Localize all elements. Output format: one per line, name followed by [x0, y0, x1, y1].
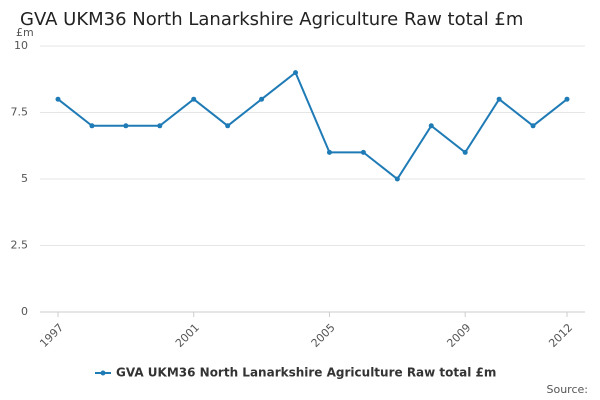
y-tick-label: 7.5 [11, 106, 29, 119]
x-tick-label: 1997 [37, 321, 66, 350]
point [564, 96, 570, 102]
point [55, 96, 61, 102]
y-tick-label: 5 [21, 172, 28, 185]
legend-marker [100, 370, 106, 376]
point [123, 123, 129, 129]
x-tick-label: 2009 [444, 321, 473, 350]
chart-title: GVA UKM36 North Lanarkshire Agriculture … [20, 9, 523, 30]
y-tick-label: 2.5 [11, 239, 29, 252]
x-tick-label: 2012 [546, 321, 575, 350]
point [428, 123, 434, 129]
point [293, 70, 299, 76]
point [326, 149, 332, 155]
point [157, 123, 163, 129]
point [225, 123, 231, 129]
point [89, 123, 95, 129]
y-axis-label: £m [16, 26, 34, 39]
series-line [57, 71, 568, 181]
point [394, 176, 400, 182]
legend-label: GVA UKM36 North Lanarkshire Agriculture … [116, 366, 496, 380]
point [259, 96, 265, 102]
point [360, 149, 366, 155]
point [191, 96, 197, 102]
point [496, 96, 502, 102]
x-tick-label: 2005 [309, 321, 338, 350]
point [530, 123, 536, 129]
y-tick-label: 0 [21, 305, 28, 318]
point [462, 149, 468, 155]
y-tick-label: 10 [14, 39, 28, 52]
x-tick-label: 2001 [173, 321, 202, 350]
source: Source: [547, 383, 589, 396]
==============================
## WHAT YOU WILL DO
Edit the lines above, everything from "y-tick-label: 7.5 [11, 106, 29, 119]" down to "point [89, 123, 95, 129]", so that "chart-title" becomes "figure-title". Leave everything else unchanged and output only those lines.

## OUTPUT OF THE TASK
y-tick-label: 7.5 [11, 106, 29, 119]
x-tick-label: 1997 [37, 321, 66, 350]
point [564, 96, 570, 102]
point [55, 96, 61, 102]
y-tick-label: 5 [21, 172, 28, 185]
legend-marker [100, 370, 106, 376]
point [123, 123, 129, 129]
x-tick-label: 2009 [444, 321, 473, 350]
figure-title: GVA UKM36 North Lanarkshire Agriculture … [20, 9, 523, 30]
y-tick-label: 2.5 [11, 239, 29, 252]
x-tick-label: 2012 [546, 321, 575, 350]
point [428, 123, 434, 129]
point [293, 70, 299, 76]
point [326, 149, 332, 155]
point [157, 123, 163, 129]
point [225, 123, 231, 129]
point [89, 123, 95, 129]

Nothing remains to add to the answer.